**Aim:**
Please copy out the records below word for word. Begin at their first line and stop after the line that has "point [394,201,406,213]".

──────── Excerpted data ────────

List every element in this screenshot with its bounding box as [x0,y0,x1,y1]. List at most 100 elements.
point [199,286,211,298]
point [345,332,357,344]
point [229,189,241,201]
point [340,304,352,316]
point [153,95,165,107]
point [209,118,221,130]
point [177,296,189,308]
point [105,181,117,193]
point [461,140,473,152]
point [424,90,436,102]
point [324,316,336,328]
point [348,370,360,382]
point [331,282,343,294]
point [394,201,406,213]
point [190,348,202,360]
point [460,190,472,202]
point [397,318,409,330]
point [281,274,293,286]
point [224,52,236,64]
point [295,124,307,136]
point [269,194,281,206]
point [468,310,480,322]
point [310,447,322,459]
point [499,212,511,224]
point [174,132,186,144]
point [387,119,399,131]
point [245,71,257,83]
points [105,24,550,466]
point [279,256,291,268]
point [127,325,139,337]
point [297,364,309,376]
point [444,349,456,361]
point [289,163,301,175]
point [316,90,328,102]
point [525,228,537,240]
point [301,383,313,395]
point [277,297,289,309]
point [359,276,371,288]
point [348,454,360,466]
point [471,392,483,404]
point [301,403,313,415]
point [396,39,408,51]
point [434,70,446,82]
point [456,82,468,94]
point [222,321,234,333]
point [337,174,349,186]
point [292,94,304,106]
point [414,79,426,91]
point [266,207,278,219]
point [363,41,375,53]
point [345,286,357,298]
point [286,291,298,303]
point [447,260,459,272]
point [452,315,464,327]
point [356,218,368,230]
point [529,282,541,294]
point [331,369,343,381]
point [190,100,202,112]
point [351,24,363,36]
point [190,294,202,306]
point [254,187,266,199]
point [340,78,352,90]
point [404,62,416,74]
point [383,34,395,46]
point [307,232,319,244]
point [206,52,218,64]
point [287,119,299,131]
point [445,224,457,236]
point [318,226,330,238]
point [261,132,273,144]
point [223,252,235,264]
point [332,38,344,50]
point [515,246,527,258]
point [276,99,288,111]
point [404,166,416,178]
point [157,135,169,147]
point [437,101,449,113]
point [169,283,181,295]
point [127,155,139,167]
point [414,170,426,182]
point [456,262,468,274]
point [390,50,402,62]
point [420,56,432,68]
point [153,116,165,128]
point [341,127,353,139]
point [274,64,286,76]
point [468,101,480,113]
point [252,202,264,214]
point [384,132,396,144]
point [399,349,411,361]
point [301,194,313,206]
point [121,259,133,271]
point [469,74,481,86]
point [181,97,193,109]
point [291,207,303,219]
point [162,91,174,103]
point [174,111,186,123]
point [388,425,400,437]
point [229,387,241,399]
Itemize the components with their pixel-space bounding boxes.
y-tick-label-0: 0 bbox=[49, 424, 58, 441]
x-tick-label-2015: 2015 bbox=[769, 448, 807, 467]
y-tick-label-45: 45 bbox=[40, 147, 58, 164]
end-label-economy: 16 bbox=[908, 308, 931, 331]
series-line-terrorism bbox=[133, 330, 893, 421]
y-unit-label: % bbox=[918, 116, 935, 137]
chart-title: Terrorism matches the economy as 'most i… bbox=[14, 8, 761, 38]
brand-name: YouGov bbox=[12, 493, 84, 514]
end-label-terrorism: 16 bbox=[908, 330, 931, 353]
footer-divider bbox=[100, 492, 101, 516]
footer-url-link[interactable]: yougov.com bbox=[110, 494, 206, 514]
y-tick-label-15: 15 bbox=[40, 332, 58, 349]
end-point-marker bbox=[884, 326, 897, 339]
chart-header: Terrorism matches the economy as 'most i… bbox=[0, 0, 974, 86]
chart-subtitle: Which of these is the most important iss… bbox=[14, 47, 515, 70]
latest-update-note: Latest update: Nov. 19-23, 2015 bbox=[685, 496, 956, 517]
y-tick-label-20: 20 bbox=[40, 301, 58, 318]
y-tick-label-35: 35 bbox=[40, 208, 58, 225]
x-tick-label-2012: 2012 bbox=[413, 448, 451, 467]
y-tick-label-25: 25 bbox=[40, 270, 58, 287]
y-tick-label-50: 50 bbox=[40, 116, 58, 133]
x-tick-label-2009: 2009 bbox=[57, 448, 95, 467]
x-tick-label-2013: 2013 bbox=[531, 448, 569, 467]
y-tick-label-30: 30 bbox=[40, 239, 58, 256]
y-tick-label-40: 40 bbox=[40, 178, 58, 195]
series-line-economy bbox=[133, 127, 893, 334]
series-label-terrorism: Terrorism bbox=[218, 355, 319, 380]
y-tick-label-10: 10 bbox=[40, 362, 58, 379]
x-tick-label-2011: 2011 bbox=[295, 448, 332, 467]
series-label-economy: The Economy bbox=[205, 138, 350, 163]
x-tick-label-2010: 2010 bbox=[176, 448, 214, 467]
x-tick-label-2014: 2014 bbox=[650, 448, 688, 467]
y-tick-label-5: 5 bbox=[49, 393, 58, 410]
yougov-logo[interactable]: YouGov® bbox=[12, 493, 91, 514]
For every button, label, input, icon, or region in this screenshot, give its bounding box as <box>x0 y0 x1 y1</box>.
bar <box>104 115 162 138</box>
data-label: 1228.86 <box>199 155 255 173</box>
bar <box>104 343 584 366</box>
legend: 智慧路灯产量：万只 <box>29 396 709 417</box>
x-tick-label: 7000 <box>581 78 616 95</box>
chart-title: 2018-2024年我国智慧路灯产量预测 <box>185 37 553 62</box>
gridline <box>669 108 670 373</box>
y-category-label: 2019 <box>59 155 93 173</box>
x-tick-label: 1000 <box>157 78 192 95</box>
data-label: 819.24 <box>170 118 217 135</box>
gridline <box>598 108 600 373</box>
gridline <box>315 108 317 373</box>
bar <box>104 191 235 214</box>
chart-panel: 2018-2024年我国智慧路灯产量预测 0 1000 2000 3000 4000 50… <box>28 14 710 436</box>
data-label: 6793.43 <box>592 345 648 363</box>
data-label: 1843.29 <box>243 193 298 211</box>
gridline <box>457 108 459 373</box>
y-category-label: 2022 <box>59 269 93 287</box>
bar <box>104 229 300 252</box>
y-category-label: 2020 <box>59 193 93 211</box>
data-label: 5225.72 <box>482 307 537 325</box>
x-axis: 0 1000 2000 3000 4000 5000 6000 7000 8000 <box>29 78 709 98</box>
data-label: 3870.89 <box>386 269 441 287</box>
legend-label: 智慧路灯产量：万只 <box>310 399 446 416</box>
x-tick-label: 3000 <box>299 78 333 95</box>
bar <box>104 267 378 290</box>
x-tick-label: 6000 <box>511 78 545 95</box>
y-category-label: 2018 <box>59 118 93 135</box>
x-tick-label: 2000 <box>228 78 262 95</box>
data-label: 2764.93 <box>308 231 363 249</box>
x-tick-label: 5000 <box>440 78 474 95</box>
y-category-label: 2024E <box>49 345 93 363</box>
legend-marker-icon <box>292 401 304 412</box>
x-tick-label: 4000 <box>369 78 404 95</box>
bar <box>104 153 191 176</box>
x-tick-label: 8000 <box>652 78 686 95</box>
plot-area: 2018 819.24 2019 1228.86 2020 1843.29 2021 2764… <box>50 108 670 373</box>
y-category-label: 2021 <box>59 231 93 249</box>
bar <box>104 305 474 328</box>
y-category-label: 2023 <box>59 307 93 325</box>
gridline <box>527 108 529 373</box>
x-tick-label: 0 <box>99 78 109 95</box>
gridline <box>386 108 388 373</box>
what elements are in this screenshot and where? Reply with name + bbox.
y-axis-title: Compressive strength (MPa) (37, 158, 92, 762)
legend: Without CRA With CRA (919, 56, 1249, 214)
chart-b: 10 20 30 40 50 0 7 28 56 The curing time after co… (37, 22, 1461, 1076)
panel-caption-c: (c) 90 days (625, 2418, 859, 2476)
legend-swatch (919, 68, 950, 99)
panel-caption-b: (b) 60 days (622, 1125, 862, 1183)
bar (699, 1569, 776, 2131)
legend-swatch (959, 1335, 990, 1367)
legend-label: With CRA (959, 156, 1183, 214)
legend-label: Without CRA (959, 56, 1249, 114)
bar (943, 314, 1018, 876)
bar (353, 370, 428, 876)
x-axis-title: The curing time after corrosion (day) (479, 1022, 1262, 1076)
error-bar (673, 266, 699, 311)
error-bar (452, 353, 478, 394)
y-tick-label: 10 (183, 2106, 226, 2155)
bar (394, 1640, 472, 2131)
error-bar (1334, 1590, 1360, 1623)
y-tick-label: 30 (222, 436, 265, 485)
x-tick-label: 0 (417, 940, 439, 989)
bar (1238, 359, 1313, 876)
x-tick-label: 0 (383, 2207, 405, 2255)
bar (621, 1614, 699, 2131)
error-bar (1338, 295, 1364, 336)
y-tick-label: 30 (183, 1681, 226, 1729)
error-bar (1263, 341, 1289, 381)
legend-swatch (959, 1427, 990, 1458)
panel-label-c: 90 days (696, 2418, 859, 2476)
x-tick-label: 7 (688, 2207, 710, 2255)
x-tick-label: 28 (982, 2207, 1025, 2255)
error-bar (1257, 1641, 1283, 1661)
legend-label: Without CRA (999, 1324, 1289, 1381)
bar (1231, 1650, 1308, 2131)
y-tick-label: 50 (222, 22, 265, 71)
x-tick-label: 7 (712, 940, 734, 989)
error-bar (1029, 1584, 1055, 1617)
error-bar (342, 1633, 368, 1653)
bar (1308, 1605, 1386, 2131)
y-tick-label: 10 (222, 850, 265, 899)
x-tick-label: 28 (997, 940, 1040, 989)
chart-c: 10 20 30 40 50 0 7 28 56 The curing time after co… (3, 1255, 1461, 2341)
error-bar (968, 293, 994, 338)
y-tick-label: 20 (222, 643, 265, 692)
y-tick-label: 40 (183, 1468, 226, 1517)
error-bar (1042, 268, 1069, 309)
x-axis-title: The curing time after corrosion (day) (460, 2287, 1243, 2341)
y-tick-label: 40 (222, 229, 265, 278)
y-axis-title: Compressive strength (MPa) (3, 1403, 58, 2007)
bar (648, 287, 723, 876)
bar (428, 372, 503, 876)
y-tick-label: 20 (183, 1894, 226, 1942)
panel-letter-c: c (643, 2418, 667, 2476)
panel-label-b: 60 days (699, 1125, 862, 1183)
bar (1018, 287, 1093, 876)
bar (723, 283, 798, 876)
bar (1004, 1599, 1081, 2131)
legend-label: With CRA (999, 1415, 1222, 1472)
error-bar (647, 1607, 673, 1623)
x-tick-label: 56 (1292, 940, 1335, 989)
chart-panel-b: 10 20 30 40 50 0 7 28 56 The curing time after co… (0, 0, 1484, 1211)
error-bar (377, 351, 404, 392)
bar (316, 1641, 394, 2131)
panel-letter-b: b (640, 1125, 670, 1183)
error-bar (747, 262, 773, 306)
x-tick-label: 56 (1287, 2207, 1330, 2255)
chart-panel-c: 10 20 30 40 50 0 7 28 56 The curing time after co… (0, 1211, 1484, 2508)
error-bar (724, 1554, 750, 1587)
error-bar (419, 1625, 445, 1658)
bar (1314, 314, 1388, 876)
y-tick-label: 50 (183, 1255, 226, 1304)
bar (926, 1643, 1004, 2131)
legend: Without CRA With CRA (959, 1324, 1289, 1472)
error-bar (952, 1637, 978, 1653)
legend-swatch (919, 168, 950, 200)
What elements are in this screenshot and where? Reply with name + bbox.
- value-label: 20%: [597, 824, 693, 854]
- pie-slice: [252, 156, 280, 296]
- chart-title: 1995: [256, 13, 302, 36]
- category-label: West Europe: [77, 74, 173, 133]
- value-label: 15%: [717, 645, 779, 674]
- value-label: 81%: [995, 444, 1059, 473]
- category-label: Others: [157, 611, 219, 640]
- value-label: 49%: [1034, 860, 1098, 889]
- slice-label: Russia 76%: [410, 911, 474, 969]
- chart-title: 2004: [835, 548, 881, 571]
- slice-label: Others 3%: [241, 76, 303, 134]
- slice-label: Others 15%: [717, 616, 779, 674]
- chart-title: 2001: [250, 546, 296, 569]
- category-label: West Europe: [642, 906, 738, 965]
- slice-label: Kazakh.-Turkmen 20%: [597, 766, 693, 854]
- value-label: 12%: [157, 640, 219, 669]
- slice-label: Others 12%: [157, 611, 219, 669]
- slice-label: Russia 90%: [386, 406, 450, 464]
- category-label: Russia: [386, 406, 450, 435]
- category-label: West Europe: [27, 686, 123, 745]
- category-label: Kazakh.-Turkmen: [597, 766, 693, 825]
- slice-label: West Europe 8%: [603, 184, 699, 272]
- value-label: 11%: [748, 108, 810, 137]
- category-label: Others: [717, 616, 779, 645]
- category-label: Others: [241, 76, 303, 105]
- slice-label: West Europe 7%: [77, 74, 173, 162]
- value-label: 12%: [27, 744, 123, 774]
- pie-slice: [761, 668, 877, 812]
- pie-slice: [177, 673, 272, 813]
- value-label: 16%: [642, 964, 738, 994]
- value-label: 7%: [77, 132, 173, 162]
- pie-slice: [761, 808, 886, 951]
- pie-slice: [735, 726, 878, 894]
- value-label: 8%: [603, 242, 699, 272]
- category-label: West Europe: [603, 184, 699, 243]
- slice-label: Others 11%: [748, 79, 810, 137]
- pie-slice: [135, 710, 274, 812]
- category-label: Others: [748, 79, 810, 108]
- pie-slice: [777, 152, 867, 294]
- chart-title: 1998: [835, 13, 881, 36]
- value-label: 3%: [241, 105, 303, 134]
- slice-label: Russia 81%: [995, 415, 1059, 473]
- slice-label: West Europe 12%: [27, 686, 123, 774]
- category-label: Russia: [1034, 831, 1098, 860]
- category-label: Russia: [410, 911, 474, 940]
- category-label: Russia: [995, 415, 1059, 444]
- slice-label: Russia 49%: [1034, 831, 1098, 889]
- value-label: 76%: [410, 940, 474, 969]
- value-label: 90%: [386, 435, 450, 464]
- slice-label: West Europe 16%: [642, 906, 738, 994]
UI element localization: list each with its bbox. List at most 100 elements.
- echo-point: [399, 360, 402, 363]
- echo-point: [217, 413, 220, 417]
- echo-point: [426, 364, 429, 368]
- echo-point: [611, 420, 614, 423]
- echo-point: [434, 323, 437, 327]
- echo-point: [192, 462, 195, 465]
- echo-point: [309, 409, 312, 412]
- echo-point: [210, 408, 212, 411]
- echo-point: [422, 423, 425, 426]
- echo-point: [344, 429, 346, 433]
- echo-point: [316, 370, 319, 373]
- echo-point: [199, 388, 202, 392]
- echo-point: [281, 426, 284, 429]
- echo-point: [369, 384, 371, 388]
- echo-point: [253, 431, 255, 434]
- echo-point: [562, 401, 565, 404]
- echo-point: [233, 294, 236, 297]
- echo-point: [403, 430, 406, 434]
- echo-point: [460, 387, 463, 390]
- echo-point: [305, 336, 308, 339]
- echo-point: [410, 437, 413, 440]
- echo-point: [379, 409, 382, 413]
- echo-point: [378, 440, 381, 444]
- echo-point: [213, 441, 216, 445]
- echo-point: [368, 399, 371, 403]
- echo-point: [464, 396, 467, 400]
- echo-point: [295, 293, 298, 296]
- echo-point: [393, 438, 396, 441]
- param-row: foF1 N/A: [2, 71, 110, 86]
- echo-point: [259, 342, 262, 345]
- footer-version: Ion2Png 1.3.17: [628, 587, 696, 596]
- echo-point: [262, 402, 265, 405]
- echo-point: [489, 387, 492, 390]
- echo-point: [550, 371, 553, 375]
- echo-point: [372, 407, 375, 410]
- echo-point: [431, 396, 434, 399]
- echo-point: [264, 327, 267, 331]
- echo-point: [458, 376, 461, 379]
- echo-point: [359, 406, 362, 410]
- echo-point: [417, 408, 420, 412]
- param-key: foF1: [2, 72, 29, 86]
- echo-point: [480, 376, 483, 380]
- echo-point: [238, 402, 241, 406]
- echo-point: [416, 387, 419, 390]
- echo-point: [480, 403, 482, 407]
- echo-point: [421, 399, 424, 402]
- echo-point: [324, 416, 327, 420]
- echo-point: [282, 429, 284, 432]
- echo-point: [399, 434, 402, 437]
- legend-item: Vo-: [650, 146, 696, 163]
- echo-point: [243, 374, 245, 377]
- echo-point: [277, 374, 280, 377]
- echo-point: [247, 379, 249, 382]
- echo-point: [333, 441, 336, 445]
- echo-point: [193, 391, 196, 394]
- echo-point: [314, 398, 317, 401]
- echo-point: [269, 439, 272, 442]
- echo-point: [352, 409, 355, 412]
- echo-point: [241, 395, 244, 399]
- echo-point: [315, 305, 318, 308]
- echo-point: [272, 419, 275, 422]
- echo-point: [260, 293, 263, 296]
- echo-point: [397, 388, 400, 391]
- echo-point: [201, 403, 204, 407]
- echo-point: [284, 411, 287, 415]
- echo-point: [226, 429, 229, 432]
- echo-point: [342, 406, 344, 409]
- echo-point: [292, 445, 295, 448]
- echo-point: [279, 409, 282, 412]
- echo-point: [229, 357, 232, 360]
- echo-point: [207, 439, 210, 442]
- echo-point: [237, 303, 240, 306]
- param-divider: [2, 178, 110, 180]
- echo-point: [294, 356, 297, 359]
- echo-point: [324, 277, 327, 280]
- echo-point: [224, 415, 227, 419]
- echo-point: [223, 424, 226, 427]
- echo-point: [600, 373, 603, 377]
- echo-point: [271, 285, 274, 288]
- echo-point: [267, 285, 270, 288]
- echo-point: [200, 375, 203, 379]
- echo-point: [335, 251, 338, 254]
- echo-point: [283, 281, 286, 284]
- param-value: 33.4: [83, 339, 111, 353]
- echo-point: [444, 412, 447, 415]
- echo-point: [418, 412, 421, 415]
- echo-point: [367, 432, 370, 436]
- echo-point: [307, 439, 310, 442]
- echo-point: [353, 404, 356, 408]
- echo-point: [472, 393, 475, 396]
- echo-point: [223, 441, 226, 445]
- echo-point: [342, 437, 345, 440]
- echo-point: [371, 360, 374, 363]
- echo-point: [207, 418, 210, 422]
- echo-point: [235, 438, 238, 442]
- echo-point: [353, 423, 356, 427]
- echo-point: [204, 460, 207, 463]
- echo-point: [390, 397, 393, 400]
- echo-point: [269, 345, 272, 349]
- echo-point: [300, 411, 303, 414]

────────

**Reply:**
List every element in this screenshot with its bounding box as [x0,y0,x1,y1]. List at most 100 elements.
point [199,286,211,298]
point [345,332,357,344]
point [229,189,241,201]
point [340,304,352,316]
point [153,95,165,107]
point [209,118,221,130]
point [177,296,189,308]
point [105,181,117,193]
point [461,140,473,152]
point [424,90,436,102]
point [324,316,336,328]
point [348,370,360,382]
point [331,282,343,294]
point [394,201,406,213]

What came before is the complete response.